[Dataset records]
※ ※ ※
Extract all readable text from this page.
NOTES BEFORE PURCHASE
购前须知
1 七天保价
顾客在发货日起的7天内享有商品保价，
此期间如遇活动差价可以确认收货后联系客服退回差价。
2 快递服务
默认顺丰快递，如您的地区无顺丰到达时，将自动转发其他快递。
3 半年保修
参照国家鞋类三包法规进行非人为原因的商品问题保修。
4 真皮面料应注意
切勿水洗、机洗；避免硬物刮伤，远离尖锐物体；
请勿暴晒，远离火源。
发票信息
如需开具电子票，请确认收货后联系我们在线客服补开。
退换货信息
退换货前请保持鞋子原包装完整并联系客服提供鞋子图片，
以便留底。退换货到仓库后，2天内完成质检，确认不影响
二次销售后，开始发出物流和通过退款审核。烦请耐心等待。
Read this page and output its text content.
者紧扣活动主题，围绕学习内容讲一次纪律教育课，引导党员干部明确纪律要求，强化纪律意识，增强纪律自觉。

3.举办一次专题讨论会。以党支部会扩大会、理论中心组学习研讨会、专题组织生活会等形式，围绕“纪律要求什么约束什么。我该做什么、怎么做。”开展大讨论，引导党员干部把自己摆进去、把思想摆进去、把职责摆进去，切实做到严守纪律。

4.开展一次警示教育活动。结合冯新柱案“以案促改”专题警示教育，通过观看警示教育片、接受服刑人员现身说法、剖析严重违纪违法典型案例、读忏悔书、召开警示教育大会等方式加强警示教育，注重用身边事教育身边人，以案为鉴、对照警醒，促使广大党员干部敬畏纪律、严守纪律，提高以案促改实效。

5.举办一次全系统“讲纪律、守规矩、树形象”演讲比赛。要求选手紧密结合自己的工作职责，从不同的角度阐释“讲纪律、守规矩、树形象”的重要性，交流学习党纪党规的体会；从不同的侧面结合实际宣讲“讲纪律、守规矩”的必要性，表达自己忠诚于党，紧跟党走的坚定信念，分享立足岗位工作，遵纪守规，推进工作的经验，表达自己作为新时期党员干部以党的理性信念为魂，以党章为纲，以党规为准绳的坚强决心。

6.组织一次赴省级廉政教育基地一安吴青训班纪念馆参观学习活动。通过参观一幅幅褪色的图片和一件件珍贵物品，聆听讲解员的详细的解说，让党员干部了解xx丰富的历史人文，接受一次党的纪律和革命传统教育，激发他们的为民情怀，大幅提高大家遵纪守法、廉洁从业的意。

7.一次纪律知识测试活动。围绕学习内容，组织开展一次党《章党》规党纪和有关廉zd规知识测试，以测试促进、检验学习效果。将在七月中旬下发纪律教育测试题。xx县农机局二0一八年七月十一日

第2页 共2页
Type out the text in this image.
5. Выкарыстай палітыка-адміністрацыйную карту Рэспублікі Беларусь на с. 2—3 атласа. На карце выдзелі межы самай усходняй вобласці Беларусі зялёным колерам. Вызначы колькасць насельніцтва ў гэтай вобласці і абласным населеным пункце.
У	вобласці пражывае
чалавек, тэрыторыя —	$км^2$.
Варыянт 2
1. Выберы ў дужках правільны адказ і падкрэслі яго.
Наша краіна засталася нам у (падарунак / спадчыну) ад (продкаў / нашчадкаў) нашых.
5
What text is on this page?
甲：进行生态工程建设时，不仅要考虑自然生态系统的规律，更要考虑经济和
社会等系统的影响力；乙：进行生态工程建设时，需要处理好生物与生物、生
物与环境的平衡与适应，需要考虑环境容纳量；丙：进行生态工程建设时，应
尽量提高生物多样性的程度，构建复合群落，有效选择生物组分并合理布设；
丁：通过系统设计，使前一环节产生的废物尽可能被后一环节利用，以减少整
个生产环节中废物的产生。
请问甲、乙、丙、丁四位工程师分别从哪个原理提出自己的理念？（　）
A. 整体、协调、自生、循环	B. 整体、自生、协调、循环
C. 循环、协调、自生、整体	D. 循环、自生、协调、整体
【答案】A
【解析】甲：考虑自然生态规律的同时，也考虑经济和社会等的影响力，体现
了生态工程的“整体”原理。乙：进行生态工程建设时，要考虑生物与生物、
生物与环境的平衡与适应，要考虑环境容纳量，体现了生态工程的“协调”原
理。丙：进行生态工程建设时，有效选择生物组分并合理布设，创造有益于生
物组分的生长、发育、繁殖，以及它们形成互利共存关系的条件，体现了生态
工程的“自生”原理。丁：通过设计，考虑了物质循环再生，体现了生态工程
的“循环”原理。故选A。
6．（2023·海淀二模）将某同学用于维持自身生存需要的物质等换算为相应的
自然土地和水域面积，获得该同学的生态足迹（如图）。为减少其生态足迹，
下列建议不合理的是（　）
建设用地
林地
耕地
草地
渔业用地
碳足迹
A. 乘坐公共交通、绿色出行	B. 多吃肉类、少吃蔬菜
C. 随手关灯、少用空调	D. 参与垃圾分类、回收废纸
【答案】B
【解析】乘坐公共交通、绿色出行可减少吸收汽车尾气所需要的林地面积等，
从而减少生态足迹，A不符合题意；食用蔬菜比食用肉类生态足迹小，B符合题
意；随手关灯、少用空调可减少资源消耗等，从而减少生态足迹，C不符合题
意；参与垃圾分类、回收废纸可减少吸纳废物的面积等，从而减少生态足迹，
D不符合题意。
※ ※ ※
### [Your instructions]
Extract, from the material above, each line holding the word "вобласці".

### [Answer below]
5. Выкарыстай палітыка-адміністрацыйную карту Рэспублікі Беларусь на с. 2—3 атласа. На карце выдзелі межы самай усходняй вобласці Беларусі зялёным колерам. Вызначы колькасць насельніцтва ў гэтай вобласці і абласным населеным пункце.
У	вобласці пражывае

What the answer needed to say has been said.